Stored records
-=-=-

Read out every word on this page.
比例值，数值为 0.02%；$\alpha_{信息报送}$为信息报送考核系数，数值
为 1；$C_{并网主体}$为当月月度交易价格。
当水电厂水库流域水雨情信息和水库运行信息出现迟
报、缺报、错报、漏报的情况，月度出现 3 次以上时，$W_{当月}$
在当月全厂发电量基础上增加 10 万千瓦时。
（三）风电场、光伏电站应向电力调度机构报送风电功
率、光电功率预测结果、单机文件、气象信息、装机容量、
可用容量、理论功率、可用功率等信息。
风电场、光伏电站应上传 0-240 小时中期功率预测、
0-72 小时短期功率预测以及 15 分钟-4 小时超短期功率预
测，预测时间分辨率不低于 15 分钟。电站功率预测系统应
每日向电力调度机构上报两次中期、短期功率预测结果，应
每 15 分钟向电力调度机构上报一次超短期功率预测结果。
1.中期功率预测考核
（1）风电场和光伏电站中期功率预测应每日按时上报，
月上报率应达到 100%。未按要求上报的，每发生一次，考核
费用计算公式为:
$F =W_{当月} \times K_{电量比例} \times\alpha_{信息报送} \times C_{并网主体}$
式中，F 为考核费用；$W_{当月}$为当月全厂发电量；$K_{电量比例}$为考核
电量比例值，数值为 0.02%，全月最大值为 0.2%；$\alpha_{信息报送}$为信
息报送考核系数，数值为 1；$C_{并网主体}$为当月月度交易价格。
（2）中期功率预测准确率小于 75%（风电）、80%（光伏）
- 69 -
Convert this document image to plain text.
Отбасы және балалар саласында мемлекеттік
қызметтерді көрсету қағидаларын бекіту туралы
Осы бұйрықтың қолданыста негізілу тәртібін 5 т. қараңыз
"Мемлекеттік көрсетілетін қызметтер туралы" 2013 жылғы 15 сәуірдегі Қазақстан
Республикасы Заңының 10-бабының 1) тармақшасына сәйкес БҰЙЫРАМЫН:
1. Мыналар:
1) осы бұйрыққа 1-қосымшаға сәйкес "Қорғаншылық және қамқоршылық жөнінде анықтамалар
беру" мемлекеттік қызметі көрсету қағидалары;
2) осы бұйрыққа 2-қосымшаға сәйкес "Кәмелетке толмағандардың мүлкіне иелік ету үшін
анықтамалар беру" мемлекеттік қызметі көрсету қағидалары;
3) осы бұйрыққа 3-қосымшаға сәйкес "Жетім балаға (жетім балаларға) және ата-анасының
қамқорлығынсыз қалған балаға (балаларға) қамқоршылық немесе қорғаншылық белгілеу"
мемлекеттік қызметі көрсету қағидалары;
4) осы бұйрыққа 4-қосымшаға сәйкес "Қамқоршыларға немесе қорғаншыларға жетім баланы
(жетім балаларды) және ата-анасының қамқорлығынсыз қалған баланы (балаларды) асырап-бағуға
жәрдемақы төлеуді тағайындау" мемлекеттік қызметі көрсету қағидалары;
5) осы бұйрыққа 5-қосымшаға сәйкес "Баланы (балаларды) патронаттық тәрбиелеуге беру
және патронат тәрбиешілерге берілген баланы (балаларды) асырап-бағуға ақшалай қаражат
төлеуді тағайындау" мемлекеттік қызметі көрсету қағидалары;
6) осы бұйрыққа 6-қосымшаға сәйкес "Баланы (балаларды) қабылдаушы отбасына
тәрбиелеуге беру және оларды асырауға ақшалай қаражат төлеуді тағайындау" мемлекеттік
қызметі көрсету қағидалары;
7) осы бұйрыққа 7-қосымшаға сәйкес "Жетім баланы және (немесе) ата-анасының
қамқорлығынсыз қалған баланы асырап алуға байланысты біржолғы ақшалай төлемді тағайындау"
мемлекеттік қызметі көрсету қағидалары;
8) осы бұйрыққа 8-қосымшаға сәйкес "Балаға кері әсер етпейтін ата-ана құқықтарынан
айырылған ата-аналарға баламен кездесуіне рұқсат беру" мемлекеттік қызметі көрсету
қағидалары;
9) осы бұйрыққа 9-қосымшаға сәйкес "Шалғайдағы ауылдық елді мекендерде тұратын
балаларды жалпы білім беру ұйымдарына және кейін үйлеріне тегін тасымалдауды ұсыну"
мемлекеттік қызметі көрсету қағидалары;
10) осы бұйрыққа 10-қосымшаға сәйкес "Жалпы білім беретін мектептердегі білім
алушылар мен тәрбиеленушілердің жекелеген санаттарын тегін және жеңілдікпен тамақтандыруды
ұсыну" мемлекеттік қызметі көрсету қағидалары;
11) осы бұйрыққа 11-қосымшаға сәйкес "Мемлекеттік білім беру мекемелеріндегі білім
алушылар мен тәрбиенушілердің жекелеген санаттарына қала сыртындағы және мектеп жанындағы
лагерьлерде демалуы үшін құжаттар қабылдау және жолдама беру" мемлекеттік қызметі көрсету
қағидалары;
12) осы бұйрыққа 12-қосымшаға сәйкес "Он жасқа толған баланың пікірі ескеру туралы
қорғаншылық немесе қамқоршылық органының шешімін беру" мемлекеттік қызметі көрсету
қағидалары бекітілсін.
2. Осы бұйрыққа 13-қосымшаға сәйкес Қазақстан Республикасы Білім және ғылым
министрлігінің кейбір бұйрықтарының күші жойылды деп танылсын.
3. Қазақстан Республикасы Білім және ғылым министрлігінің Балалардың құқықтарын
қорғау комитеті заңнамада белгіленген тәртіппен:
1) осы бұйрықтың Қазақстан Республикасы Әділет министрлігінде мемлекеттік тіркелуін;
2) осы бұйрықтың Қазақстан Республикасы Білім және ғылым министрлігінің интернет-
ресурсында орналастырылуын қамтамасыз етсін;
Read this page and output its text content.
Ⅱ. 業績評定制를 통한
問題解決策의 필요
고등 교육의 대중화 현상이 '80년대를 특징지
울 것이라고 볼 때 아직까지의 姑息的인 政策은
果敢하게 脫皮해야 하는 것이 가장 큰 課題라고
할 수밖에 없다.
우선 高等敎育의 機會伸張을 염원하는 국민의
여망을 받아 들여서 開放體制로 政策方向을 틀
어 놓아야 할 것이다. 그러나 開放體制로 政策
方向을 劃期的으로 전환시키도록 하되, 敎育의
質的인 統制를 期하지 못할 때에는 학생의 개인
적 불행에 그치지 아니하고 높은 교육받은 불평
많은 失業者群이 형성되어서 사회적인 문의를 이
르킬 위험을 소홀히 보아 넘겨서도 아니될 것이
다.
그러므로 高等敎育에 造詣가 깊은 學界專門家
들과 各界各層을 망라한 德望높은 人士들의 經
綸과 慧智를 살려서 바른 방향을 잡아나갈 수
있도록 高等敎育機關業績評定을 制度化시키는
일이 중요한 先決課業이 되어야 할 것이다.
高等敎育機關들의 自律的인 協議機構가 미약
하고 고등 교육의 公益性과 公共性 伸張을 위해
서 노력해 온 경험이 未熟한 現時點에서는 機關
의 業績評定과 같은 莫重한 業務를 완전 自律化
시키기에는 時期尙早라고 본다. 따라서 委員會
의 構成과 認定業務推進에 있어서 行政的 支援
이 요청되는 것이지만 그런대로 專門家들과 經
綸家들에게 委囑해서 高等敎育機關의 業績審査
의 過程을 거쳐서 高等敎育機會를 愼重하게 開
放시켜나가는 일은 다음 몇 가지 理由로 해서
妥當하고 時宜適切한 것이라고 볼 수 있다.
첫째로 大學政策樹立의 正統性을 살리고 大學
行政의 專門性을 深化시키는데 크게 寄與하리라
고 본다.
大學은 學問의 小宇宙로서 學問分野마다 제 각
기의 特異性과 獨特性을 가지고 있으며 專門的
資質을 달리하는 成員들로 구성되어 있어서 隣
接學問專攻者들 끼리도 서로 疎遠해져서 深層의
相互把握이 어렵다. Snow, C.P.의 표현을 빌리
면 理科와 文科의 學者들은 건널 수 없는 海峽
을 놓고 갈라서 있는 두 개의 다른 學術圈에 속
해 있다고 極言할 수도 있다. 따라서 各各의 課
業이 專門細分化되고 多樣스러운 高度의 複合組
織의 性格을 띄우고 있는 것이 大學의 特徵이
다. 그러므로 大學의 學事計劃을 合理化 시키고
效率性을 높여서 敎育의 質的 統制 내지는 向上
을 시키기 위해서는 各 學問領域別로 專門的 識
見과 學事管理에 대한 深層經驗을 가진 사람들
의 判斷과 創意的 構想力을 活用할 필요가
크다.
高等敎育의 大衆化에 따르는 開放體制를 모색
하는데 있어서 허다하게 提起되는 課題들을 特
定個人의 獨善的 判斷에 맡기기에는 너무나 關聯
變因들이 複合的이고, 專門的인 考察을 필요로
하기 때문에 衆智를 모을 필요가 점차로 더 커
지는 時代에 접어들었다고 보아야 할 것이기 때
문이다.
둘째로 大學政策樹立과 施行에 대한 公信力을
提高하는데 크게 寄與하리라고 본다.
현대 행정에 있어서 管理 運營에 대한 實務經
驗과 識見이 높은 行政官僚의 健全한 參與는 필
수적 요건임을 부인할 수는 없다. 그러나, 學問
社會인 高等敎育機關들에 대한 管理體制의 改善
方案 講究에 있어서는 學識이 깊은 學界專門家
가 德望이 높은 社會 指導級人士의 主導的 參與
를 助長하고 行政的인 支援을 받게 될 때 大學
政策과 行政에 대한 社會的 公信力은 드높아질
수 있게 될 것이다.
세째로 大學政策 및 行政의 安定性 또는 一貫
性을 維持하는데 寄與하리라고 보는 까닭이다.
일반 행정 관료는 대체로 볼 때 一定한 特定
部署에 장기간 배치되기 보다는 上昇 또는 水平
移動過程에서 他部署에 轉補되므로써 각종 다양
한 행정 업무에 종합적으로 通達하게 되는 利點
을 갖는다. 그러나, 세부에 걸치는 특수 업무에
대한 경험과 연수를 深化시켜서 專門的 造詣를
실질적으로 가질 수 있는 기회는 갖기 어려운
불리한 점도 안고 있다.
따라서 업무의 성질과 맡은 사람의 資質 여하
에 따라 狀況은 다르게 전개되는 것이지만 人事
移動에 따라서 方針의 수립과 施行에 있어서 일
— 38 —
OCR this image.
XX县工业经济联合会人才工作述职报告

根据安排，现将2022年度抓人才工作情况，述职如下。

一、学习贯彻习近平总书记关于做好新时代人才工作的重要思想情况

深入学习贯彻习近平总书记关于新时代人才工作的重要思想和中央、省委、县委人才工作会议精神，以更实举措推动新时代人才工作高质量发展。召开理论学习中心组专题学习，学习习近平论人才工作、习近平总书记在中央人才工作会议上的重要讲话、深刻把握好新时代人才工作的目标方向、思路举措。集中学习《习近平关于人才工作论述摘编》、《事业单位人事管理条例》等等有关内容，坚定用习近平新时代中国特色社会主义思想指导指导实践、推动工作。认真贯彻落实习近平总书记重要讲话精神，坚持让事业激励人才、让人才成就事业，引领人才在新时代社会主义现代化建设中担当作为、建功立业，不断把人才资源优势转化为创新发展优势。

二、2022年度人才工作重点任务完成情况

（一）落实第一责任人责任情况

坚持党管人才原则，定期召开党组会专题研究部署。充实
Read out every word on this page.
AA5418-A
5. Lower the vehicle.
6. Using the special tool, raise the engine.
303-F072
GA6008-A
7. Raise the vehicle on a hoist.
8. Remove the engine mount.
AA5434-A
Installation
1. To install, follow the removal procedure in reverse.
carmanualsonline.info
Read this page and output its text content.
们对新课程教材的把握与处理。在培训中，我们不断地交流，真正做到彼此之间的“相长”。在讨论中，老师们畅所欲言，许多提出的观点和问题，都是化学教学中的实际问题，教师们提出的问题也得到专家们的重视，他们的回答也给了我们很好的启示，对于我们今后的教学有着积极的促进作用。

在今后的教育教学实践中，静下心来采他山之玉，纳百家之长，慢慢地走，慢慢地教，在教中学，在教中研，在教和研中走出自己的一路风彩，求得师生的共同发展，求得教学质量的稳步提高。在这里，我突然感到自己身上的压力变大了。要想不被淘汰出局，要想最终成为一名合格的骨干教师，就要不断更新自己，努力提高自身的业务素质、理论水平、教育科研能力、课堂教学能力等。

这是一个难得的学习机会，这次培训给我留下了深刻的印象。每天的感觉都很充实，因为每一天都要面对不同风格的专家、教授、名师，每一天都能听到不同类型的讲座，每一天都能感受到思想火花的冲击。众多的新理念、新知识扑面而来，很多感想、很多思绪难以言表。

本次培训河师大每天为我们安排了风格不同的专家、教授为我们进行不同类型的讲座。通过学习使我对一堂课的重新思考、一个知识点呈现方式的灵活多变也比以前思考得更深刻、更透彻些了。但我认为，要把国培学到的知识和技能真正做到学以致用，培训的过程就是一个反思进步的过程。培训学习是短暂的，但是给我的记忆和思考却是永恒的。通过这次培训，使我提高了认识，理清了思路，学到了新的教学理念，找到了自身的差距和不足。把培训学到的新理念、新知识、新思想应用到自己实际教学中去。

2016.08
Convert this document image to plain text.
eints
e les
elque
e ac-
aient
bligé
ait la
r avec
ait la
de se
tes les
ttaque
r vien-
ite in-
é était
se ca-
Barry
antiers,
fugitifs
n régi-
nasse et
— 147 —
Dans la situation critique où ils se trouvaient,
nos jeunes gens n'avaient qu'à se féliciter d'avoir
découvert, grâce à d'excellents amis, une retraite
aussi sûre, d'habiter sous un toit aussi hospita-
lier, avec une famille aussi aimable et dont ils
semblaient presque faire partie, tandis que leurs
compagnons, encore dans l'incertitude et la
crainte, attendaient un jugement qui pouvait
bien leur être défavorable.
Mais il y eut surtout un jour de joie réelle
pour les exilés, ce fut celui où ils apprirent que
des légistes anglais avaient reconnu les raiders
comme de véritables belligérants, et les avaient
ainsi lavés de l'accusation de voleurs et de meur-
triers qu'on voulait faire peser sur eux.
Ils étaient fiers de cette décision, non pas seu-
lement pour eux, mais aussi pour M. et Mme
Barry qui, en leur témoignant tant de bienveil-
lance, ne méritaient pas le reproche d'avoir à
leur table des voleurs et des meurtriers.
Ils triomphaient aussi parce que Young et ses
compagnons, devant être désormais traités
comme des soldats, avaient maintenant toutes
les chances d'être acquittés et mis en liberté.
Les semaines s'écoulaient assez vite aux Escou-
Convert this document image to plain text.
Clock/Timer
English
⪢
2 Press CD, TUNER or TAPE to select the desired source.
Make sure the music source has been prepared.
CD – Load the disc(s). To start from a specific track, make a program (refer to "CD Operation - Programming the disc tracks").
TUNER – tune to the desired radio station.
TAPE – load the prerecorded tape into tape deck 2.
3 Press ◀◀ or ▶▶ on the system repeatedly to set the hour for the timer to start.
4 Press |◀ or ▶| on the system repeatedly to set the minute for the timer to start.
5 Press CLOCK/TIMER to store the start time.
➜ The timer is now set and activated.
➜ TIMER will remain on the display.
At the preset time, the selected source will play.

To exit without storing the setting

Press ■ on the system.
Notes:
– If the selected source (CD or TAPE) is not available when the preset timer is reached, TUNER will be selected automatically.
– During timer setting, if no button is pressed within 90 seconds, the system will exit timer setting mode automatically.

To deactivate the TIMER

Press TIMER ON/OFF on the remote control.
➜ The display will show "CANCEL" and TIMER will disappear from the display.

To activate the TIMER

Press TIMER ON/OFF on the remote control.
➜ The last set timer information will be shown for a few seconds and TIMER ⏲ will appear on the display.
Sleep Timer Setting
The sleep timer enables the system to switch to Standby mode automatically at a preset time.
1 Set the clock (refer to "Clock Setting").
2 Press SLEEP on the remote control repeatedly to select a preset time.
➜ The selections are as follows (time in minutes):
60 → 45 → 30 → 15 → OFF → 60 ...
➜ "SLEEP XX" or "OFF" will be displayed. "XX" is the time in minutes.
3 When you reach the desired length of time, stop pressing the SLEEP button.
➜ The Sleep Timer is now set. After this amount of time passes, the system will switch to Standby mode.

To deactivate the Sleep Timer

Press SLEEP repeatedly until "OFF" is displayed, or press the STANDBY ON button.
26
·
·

-=-=-

__REQUIRED TASK__
Where a line holds "қамқоршылық", copy it out.

__ANSWER BELOW__
1) осы бұйрыққа 1-қосымшаға сәйкес "Қорғаншылық және қамқоршылық жөнінде анықтамалар
қамқорлығынсыз қалған балаға (балаларға) қамқоршылық немесе қорғаншылық белгілеу"
қорғаншылық немесе қамқоршылық органының шешімін беру" мемлекеттік қызметі көрсету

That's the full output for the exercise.